* begin *

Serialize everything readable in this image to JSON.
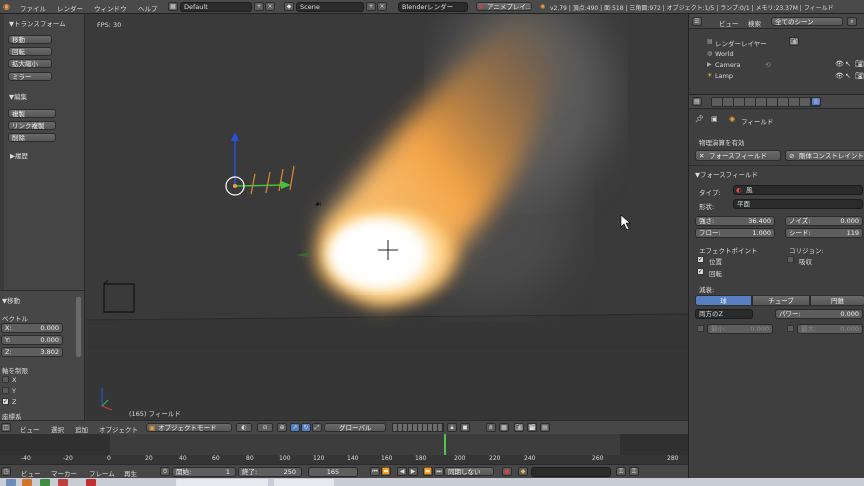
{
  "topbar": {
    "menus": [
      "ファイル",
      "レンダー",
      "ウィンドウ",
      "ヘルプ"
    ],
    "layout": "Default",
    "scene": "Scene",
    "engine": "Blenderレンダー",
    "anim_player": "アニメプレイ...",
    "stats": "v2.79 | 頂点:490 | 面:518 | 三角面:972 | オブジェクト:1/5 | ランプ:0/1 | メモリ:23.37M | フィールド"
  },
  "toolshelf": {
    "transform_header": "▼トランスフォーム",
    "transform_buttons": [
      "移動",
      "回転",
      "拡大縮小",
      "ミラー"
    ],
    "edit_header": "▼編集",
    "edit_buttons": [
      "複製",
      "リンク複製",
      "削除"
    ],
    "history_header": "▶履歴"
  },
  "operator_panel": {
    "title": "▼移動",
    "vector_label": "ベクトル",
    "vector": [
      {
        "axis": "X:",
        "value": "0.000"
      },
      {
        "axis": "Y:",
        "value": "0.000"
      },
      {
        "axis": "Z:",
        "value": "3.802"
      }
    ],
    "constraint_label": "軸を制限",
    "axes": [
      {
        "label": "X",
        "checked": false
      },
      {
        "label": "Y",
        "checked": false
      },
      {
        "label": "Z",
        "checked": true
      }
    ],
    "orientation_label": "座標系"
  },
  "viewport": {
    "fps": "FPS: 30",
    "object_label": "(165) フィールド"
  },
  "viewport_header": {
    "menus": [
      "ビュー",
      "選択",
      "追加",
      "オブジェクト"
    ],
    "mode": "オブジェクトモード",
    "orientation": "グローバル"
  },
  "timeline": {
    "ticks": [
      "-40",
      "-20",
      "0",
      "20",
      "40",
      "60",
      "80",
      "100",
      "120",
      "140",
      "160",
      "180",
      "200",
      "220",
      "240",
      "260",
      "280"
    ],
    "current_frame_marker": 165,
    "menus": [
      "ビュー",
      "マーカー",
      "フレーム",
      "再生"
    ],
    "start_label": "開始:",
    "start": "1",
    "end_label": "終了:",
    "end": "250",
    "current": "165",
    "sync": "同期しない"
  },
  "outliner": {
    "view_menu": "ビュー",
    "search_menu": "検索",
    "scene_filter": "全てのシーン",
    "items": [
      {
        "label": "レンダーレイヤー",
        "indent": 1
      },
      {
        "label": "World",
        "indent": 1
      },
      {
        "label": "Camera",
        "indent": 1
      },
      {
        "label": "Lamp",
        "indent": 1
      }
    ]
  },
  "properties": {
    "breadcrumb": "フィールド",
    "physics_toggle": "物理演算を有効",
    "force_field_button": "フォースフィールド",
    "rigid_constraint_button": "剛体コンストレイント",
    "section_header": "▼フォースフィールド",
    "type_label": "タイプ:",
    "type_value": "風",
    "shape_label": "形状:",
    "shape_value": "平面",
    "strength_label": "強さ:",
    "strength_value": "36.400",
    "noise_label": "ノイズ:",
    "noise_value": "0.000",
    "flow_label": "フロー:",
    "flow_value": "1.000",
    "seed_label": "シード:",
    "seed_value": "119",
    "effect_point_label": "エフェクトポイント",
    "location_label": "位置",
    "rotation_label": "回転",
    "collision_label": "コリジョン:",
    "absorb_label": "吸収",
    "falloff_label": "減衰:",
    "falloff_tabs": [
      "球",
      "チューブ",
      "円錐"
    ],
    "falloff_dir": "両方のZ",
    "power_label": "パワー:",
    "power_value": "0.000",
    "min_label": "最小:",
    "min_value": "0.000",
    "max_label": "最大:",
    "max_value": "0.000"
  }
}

* end *
* begin *

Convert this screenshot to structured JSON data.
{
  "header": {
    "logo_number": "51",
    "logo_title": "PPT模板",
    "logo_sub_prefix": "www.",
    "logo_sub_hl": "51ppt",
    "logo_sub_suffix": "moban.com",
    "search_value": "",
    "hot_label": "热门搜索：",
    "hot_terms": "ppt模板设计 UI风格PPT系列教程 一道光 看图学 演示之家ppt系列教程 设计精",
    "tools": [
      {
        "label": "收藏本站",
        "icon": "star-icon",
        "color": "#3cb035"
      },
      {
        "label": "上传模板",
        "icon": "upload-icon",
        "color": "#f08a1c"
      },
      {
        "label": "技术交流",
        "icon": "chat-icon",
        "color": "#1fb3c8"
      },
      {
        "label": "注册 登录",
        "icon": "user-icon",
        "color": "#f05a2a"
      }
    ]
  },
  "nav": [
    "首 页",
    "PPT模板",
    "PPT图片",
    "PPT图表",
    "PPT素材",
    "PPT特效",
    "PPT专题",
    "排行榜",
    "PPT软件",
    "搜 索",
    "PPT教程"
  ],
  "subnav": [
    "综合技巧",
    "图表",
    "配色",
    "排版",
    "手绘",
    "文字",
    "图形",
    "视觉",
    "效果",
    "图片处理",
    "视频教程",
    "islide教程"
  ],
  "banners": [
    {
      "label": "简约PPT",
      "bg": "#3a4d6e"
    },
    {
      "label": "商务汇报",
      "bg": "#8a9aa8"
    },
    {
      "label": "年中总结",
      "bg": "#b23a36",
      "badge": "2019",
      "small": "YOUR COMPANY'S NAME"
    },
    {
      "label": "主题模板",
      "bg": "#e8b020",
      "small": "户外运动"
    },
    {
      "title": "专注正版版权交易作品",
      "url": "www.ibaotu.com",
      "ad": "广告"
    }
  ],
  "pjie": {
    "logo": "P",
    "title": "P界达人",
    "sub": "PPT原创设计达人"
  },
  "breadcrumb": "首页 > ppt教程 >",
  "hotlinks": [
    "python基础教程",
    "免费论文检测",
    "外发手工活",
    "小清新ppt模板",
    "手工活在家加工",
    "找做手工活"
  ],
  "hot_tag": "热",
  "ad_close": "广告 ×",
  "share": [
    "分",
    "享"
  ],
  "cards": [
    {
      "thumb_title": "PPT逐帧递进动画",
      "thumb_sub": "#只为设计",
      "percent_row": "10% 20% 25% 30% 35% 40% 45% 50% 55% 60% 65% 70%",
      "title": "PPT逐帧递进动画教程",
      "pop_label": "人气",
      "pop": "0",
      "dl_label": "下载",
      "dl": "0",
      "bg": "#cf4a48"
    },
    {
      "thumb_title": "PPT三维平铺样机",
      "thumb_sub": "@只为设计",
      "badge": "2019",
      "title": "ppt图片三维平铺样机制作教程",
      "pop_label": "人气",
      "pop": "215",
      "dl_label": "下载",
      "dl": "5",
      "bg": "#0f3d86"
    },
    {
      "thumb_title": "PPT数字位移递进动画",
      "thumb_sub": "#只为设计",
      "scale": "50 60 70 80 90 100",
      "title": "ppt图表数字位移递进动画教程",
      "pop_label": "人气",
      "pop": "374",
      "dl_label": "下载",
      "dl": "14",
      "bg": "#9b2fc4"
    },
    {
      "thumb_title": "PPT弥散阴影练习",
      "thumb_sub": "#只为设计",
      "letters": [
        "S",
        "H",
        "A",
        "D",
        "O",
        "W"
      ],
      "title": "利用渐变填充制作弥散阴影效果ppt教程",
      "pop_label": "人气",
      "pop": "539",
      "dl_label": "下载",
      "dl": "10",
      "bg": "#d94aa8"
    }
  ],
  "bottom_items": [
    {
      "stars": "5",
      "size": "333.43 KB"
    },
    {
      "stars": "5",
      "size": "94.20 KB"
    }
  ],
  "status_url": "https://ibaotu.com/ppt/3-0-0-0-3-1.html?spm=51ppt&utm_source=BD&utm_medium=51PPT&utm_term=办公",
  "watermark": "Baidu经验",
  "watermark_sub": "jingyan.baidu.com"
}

* end *

→ WHAT IS ASKED
Go through the data and count each line that has the word "ibaotu", then give the total alone.

→ FULL ANSWER
2